The exercise: Collect every line of the records below that contains the word "uden".

Excerpted records:
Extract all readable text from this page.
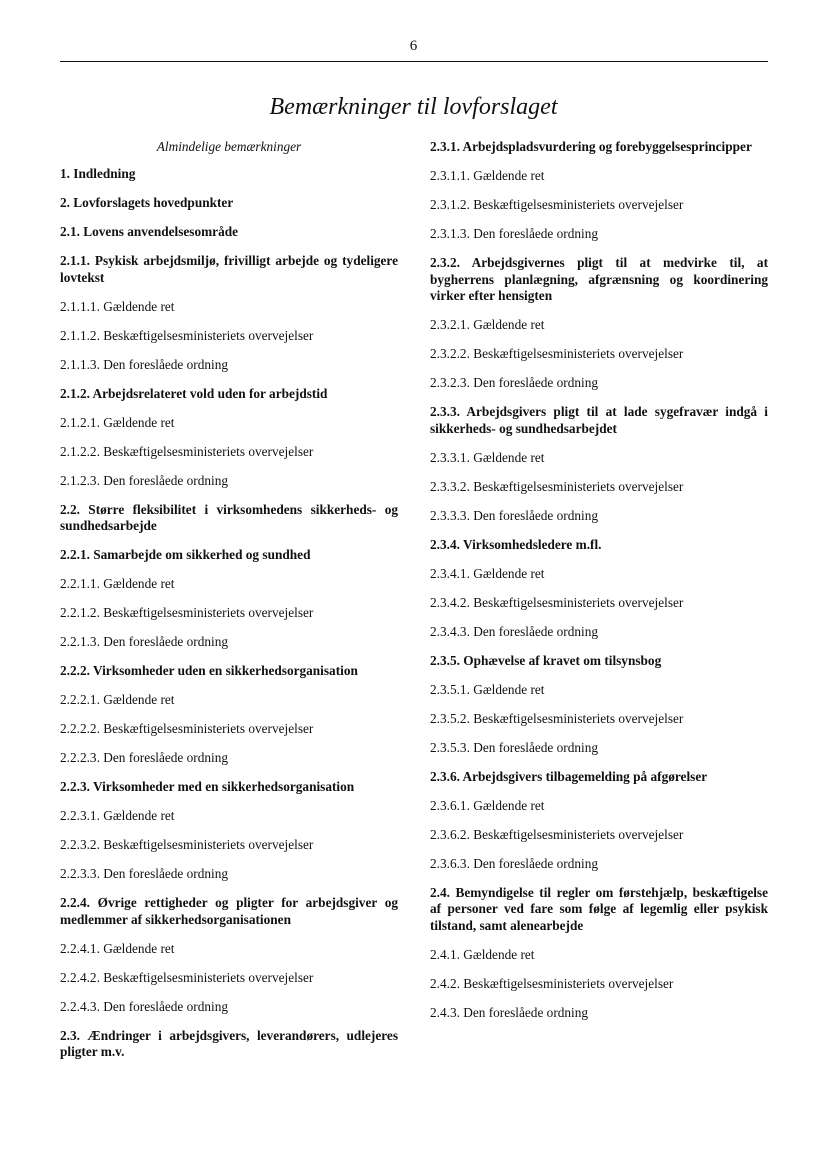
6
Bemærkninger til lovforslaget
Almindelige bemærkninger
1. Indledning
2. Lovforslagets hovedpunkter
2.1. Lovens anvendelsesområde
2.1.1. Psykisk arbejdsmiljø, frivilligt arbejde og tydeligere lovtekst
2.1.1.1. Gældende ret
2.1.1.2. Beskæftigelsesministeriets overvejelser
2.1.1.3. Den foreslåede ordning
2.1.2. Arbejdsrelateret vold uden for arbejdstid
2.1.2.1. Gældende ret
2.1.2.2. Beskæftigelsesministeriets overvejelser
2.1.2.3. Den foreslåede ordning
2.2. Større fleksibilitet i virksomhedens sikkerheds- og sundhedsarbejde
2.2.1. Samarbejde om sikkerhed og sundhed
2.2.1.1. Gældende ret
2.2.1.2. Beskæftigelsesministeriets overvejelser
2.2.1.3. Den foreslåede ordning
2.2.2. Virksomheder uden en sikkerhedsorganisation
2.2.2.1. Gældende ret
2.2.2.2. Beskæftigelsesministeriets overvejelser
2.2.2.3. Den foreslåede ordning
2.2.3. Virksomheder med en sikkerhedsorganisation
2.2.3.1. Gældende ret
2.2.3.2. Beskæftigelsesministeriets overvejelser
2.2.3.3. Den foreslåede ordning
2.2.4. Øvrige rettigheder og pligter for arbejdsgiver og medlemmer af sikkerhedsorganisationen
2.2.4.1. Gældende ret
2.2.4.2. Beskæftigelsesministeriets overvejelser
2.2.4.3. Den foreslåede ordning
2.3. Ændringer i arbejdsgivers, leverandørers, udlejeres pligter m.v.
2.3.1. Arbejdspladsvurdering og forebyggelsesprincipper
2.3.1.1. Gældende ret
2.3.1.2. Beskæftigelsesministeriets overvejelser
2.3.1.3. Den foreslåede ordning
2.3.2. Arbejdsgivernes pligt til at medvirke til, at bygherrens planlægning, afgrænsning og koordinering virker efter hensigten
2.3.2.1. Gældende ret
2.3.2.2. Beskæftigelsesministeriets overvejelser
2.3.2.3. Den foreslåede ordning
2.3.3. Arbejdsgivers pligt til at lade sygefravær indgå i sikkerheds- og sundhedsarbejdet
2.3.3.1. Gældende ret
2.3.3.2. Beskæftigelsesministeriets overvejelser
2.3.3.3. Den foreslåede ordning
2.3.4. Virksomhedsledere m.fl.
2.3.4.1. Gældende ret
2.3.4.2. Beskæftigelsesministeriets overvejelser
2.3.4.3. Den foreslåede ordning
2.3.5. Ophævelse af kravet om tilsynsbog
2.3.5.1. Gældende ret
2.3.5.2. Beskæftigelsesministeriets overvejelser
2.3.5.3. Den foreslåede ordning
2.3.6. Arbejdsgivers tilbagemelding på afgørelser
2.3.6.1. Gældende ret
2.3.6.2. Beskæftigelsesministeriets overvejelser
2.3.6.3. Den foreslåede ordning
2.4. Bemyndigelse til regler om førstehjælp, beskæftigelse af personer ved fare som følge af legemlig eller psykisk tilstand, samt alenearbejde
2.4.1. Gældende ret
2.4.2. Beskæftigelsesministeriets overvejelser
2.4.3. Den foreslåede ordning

==

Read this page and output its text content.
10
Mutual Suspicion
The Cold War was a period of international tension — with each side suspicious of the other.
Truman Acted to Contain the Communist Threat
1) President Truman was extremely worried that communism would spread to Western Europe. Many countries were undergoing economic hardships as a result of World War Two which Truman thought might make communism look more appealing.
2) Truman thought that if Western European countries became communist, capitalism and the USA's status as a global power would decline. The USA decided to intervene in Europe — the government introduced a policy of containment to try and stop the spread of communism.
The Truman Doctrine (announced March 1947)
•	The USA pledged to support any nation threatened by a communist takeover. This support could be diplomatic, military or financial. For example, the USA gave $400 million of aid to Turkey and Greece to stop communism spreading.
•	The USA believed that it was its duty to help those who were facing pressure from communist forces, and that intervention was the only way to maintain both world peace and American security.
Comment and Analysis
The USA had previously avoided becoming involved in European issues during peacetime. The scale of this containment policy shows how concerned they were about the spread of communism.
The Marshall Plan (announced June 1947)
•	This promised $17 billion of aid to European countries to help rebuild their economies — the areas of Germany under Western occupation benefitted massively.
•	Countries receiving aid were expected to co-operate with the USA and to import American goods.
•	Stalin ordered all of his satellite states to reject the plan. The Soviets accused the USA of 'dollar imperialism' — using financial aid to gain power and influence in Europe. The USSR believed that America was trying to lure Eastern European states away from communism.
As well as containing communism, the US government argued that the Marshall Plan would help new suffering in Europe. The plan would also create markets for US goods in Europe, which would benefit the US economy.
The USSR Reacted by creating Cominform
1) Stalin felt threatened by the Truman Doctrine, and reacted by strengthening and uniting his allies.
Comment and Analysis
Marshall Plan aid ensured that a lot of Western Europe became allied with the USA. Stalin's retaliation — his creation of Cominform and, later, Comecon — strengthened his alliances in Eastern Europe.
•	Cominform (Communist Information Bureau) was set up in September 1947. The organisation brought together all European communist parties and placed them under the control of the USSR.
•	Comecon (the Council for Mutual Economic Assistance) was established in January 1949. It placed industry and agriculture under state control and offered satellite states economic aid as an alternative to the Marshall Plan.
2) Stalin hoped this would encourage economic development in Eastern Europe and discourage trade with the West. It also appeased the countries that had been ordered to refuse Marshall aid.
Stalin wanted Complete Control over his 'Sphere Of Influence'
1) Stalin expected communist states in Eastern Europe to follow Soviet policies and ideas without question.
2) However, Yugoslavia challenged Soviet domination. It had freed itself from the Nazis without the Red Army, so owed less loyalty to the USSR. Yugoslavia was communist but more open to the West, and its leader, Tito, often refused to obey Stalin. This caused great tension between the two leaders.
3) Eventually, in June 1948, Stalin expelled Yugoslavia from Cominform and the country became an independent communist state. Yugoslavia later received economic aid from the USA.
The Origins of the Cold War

--

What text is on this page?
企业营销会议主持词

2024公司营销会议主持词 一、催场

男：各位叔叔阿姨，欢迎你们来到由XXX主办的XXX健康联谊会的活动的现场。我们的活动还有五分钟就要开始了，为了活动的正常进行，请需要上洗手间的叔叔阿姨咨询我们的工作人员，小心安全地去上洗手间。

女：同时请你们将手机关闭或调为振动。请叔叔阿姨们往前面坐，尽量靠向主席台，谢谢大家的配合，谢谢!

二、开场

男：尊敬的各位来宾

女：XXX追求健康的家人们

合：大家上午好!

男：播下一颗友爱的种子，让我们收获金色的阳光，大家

Answer:
2.1.2. Arbejdsrelateret vold uden for arbejdstid
2.2.2. Virksomheder uden en sikkerhedsorganisation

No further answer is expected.